EXERCISE INSTRUCTIONS -
Can you restate the records below word for word?

RECORD SET -

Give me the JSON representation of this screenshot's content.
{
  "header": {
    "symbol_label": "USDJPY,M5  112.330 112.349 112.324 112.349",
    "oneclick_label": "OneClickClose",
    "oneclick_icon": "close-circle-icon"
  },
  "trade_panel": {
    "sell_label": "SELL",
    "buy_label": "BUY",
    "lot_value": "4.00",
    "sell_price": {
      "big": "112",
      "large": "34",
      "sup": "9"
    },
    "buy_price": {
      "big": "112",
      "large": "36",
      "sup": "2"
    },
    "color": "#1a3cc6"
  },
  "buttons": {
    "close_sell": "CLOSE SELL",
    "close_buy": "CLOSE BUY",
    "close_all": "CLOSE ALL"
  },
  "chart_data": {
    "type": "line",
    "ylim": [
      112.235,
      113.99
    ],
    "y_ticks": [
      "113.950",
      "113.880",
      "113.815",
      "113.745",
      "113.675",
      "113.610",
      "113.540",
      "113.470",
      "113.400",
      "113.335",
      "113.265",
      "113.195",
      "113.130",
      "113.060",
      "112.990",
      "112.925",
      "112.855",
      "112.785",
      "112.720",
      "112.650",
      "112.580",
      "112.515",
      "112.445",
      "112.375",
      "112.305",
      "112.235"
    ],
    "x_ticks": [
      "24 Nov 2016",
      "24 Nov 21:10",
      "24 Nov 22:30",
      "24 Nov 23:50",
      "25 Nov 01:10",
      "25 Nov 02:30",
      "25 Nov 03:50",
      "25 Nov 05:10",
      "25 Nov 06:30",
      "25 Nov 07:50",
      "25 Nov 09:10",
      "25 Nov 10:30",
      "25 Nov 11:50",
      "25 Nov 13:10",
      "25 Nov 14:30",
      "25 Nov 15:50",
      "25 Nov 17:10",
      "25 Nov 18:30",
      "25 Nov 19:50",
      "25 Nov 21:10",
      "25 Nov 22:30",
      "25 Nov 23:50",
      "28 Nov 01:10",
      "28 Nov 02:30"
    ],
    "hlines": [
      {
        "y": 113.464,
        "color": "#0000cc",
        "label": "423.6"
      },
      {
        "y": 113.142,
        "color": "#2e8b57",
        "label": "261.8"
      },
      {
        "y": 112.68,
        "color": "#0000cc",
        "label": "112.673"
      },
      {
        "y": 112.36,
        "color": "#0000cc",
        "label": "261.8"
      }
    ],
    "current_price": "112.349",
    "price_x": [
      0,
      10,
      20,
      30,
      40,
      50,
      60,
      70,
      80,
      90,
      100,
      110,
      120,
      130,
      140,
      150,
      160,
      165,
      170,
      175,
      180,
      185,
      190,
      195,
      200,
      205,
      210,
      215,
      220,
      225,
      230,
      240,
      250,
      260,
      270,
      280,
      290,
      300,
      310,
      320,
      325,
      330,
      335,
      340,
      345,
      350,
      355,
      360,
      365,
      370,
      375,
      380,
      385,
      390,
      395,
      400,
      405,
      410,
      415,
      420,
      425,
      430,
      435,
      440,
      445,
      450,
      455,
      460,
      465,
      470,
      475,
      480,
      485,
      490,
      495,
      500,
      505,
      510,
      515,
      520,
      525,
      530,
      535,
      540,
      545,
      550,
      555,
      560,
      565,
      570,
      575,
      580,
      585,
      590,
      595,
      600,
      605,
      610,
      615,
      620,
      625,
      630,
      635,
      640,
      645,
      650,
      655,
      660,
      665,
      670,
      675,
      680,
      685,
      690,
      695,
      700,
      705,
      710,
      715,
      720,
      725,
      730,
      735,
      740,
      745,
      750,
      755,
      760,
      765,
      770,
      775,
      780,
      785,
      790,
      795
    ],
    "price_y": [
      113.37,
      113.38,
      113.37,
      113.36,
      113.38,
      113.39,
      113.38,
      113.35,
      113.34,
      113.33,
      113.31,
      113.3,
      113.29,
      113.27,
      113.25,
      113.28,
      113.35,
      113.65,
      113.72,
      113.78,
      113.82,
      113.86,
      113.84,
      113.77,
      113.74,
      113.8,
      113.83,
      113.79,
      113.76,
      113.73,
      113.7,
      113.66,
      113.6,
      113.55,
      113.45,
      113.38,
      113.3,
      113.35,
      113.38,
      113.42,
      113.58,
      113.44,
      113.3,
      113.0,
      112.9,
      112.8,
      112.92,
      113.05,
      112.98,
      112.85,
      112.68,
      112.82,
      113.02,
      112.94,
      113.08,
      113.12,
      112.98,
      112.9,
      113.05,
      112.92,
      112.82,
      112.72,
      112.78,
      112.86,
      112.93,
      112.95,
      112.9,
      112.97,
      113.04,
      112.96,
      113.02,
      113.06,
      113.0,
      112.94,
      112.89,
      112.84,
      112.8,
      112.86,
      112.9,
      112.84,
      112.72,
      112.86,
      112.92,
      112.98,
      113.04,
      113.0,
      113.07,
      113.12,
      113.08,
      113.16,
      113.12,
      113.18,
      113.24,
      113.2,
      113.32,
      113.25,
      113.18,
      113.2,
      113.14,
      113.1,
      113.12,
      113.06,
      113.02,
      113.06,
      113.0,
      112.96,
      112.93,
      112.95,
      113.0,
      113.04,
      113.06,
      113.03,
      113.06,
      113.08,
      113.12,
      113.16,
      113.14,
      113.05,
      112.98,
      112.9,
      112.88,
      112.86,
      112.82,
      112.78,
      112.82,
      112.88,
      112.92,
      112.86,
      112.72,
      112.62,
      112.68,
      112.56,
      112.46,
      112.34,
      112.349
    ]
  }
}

EXERCISE OUTPUT -
Give me the JSON representation of this screenshot's content.
{
  "header": {
    "symbol_label": "USDJPY,M5  112.330 112.349 112.324 112.349",
    "oneclick_label": "OneClickClose",
    "oneclick_icon": "close-circle-icon"
  },
  "trade_panel": {
    "sell_label": "SELL",
    "buy_label": "BUY",
    "lot_value": "4.00",
    "sell_price": {
      "big": "112",
      "large": "34",
      "sup": "9"
    },
    "buy_price": {
      "big": "112",
      "large": "36",
      "sup": "2"
    },
    "color": "#1a3cc6"
  },
  "buttons": {
    "close_sell": "CLOSE SELL",
    "close_buy": "CLOSE BUY",
    "close_all": "CLOSE ALL"
  },
  "chart_data": {
    "type": "line",
    "ylim": [
      112.235,
      113.99
    ],
    "y_ticks": [
      "113.950",
      "113.880",
      "113.815",
      "113.745",
      "113.675",
      "113.610",
      "113.540",
      "113.470",
      "113.400",
      "113.335",
      "113.265",
      "113.195",
      "113.130",
      "113.060",
      "112.990",
      "112.925",
      "112.855",
      "112.785",
      "112.720",
      "112.650",
      "112.580",
      "112.515",
      "112.445",
      "112.375",
      "112.305",
      "112.235"
    ],
    "x_ticks": [
      "24 Nov 2016",
      "24 Nov 21:10",
      "24 Nov 22:30",
      "24 Nov 23:50",
      "25 Nov 01:10",
      "25 Nov 02:30",
      "25 Nov 03:50",
      "25 Nov 05:10",
      "25 Nov 06:30",
      "25 Nov 07:50",
      "25 Nov 09:10",
      "25 Nov 10:30",
      "25 Nov 11:50",
      "25 Nov 13:10",
      "25 Nov 14:30",
      "25 Nov 15:50",
      "25 Nov 17:10",
      "25 Nov 18:30",
      "25 Nov 19:50",
      "25 Nov 21:10",
      "25 Nov 22:30",
      "25 Nov 23:50",
      "28 Nov 01:10",
      "28 Nov 02:30"
    ],
    "hlines": [
      {
        "y": 113.464,
        "color": "#0000cc",
        "label": "423.6"
      },
      {
        "y": 113.142,
        "color": "#2e8b57",
        "label": "261.8"
      },
      {
        "y": 112.68,
        "color": "#0000cc",
        "label": "112.673"
      },
      {
        "y": 112.36,
        "color": "#0000cc",
        "label": "261.8"
      }
    ],
    "current_price": "112.349",
    "price_x": [
      0,
      10,
      20,
      30,
      40,
      50,
      60,
      70,
      80,
      90,
      100,
      110,
      120,
      130,
      140,
      150,
      160,
      165,
      170,
      175,
      180,
      185,
      190,
      195,
      200,
      205,
      210,
      215,
      220,
      225,
      230,
      240,
      250,
      260,
      270,
      280,
      290,
      300,
      310,
      320,
      325,
      330,
      335,
      340,
      345,
      350,
      355,
      360,
      365,
      370,
      375,
      380,
      385,
      390,
      395,
      400,
      405,
      410,
      415,
      420,
      425,
      430,
      435,
      440,
      445,
      450,
      455,
      460,
      465,
      470,
      475,
      480,
      485,
      490,
      495,
      500,
      505,
      510,
      515,
      520,
      525,
      530,
      535,
      540,
      545,
      550,
      555,
      560,
      565,
      570,
      575,
      580,
      585,
      590,
      595,
      600,
      605,
      610,
      615,
      620,
      625,
      630,
      635,
      640,
      645,
      650,
      655,
      660,
      665,
      670,
      675,
      680,
      685,
      690,
      695,
      700,
      705,
      710,
      715,
      720,
      725,
      730,
      735,
      740,
      745,
      750,
      755,
      760,
      765,
      770,
      775,
      780,
      785,
      790,
      795
    ],
    "price_y": [
      113.37,
      113.38,
      113.37,
      113.36,
      113.38,
      113.39,
      113.38,
      113.35,
      113.34,
      113.33,
      113.31,
      113.3,
      113.29,
      113.27,
      113.25,
      113.28,
      113.35,
      113.65,
      113.72,
      113.78,
      113.82,
      113.86,
      113.84,
      113.77,
      113.74,
      113.8,
      113.83,
      113.79,
      113.76,
      113.73,
      113.7,
      113.66,
      113.6,
      113.55,
      113.45,
      113.38,
      113.3,
      113.35,
      113.38,
      113.42,
      113.58,
      113.44,
      113.3,
      113.0,
      112.9,
      112.8,
      112.92,
      113.05,
      112.98,
      112.85,
      112.68,
      112.82,
      113.02,
      112.94,
      113.08,
      113.12,
      112.98,
      112.9,
      113.05,
      112.92,
      112.82,
      112.72,
      112.78,
      112.86,
      112.93,
      112.95,
      112.9,
      112.97,
      113.04,
      112.96,
      113.02,
      113.06,
      113.0,
      112.94,
      112.89,
      112.84,
      112.8,
      112.86,
      112.9,
      112.84,
      112.72,
      112.86,
      112.92,
      112.98,
      113.04,
      113.0,
      113.07,
      113.12,
      113.08,
      113.16,
      113.12,
      113.18,
      113.24,
      113.2,
      113.32,
      113.25,
      113.18,
      113.2,
      113.14,
      113.1,
      113.12,
      113.06,
      113.02,
      113.06,
      113.0,
      112.96,
      112.93,
      112.95,
      113.0,
      113.04,
      113.06,
      113.03,
      113.06,
      113.08,
      113.12,
      113.16,
      113.14,
      113.05,
      112.98,
      112.9,
      112.88,
      112.86,
      112.82,
      112.78,
      112.82,
      112.88,
      112.92,
      112.86,
      112.72,
      112.62,
      112.68,
      112.56,
      112.46,
      112.34,
      112.349
    ]
  }
}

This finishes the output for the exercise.